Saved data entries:
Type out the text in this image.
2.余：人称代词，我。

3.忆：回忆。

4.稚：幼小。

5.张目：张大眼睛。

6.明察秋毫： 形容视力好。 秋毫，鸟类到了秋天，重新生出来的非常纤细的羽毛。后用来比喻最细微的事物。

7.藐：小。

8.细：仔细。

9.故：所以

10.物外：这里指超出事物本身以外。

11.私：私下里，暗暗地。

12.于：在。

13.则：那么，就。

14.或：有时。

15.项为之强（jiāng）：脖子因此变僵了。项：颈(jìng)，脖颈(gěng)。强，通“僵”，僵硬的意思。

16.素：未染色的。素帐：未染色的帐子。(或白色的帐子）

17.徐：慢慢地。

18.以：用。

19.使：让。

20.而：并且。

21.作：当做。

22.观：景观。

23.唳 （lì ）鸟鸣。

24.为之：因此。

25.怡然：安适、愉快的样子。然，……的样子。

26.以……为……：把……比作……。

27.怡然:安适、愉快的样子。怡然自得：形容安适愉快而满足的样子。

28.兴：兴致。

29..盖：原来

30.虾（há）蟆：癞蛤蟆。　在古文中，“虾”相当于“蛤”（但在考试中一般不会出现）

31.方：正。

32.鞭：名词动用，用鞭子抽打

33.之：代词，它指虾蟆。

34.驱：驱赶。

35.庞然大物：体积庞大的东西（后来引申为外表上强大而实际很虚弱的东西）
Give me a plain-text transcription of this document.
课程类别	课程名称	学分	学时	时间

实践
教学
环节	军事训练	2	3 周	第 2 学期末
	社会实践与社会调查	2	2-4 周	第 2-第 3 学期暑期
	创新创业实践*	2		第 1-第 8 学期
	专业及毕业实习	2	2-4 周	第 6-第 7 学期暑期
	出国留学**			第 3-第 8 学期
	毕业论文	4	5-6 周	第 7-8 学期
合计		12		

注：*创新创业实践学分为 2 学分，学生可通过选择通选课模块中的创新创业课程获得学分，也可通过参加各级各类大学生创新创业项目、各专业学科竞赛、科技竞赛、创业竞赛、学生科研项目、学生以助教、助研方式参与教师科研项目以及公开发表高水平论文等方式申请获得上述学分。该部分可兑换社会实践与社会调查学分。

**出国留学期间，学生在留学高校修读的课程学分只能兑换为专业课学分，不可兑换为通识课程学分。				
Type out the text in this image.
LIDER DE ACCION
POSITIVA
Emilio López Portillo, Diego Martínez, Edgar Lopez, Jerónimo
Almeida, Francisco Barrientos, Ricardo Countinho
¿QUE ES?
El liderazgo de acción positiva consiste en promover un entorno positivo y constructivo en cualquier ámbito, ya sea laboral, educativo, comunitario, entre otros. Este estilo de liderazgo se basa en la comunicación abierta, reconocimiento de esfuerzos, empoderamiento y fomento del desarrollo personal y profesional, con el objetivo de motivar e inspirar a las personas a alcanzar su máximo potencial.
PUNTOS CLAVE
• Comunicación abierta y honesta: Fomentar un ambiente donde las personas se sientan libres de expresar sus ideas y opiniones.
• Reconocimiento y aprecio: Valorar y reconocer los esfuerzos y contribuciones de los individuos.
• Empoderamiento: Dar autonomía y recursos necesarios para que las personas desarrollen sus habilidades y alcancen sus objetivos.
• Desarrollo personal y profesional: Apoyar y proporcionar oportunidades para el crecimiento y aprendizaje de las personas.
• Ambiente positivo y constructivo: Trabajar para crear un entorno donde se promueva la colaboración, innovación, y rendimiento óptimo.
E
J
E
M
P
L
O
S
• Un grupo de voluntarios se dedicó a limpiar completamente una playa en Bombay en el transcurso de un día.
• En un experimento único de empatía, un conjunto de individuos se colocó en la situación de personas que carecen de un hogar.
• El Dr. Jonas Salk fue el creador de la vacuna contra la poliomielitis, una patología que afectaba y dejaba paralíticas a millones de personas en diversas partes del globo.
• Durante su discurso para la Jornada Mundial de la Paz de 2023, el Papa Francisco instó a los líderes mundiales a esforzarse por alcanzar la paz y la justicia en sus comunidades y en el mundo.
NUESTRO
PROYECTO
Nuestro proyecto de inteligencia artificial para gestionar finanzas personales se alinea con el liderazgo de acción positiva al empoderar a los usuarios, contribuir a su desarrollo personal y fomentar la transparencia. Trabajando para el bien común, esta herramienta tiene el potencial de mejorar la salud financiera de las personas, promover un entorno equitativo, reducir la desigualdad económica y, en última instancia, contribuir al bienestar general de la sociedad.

What is being asked:
Reproduce the full set of records precisely.

Reply:
Type out the text in this image.
2.余：人称代词，我。

3.忆：回忆。

4.稚：幼小。

5.张目：张大眼睛。

6.明察秋毫： 形容视力好。 秋毫，鸟类到了秋天，重新生出来的非常纤细的羽毛。后用来比喻最细微的事物。

7.藐：小。

8.细：仔细。

9.故：所以

10.物外：这里指超出事物本身以外。

11.私：私下里，暗暗地。

12.于：在。

13.则：那么，就。

14.或：有时。

15.项为之强（jiāng）：脖子因此变僵了。项：颈(jìng)，脖颈(gěng)。强，通“僵”，僵硬的意思。

16.素：未染色的。素帐：未染色的帐子。(或白色的帐子）

17.徐：慢慢地。

18.以：用。

19.使：让。

20.而：并且。

21.作：当做。

22.观：景观。

23.唳 （lì ）鸟鸣。

24.为之：因此。

25.怡然：安适、愉快的样子。然，……的样子。

26.以……为……：把……比作……。

27.怡然:安适、愉快的样子。怡然自得：形容安适愉快而满足的样子。

28.兴：兴致。

29..盖：原来

30.虾（há）蟆：癞蛤蟆。　在古文中，“虾”相当于“蛤”（但在考试中一般不会出现）

31.方：正。

32.鞭：名词动用，用鞭子抽打

33.之：代词，它指虾蟆。

34.驱：驱赶。

35.庞然大物：体积庞大的东西（后来引申为外表上强大而实际很虚弱的东西）
Give me a plain-text transcription of this document.
课程类别	课程名称	学分	学时	时间

实践
教学
环节	军事训练	2	3 周	第 2 学期末
	社会实践与社会调查	2	2-4 周	第 2-第 3 学期暑期
	创新创业实践*	2		第 1-第 8 学期
	专业及毕业实习	2	2-4 周	第 6-第 7 学期暑期
	出国留学**			第 3-第 8 学期
	毕业论文	4	5-6 周	第 7-8 学期
合计		12		

注：*创新创业实践学分为 2 学分，学生可通过选择通选课模块中的创新创业课程获得学分，也可通过参加各级各类大学生创新创业项目、各专业学科竞赛、科技竞赛、创业竞赛、学生科研项目、学生以助教、助研方式参与教师科研项目以及公开发表高水平论文等方式申请获得上述学分。该部分可兑换社会实践与社会调查学分。

**出国留学期间，学生在留学高校修读的课程学分只能兑换为专业课学分，不可兑换为通识课程学分。				
Type out the text in this image.
LIDER DE ACCION
POSITIVA
Emilio López Portillo, Diego Martínez, Edgar Lopez, Jerónimo
Almeida, Francisco Barrientos, Ricardo Countinho
¿QUE ES?
El liderazgo de acción positiva consiste en promover un entorno positivo y constructivo en cualquier ámbito, ya sea laboral, educativo, comunitario, entre otros. Este estilo de liderazgo se basa en la comunicación abierta, reconocimiento de esfuerzos, empoderamiento y fomento del desarrollo personal y profesional, con el objetivo de motivar e inspirar a las personas a alcanzar su máximo potencial.
PUNTOS CLAVE
• Comunicación abierta y honesta: Fomentar un ambiente donde las personas se sientan libres de expresar sus ideas y opiniones.
• Reconocimiento y aprecio: Valorar y reconocer los esfuerzos y contribuciones de los individuos.
• Empoderamiento: Dar autonomía y recursos necesarios para que las personas desarrollen sus habilidades y alcancen sus objetivos.
• Desarrollo personal y profesional: Apoyar y proporcionar oportunidades para el crecimiento y aprendizaje de las personas.
• Ambiente positivo y constructivo: Trabajar para crear un entorno donde se promueva la colaboración, innovación, y rendimiento óptimo.
E
J
E
M
P
L
O
S
• Un grupo de voluntarios se dedicó a limpiar completamente una playa en Bombay en el transcurso de un día.
• En un experimento único de empatía, un conjunto de individuos se colocó en la situación de personas que carecen de un hogar.
• El Dr. Jonas Salk fue el creador de la vacuna contra la poliomielitis, una patología que afectaba y dejaba paralíticas a millones de personas en diversas partes del globo.
• Durante su discurso para la Jornada Mundial de la Paz de 2023, el Papa Francisco instó a los líderes mundiales a esforzarse por alcanzar la paz y la justicia en sus comunidades y en el mundo.
NUESTRO
PROYECTO
Nuestro proyecto de inteligencia artificial para gestionar finanzas personales se alinea con el liderazgo de acción positiva al empoderar a los usuarios, contribuir a su desarrollo personal y fomentar la transparencia. Trabajando para el bien común, esta herramienta tiene el potencial de mejorar la salud financiera de las personas, promover un entorno equitativo, reducir la desigualdad económica y, en última instancia, contribuir al bienestar general de la sociedad.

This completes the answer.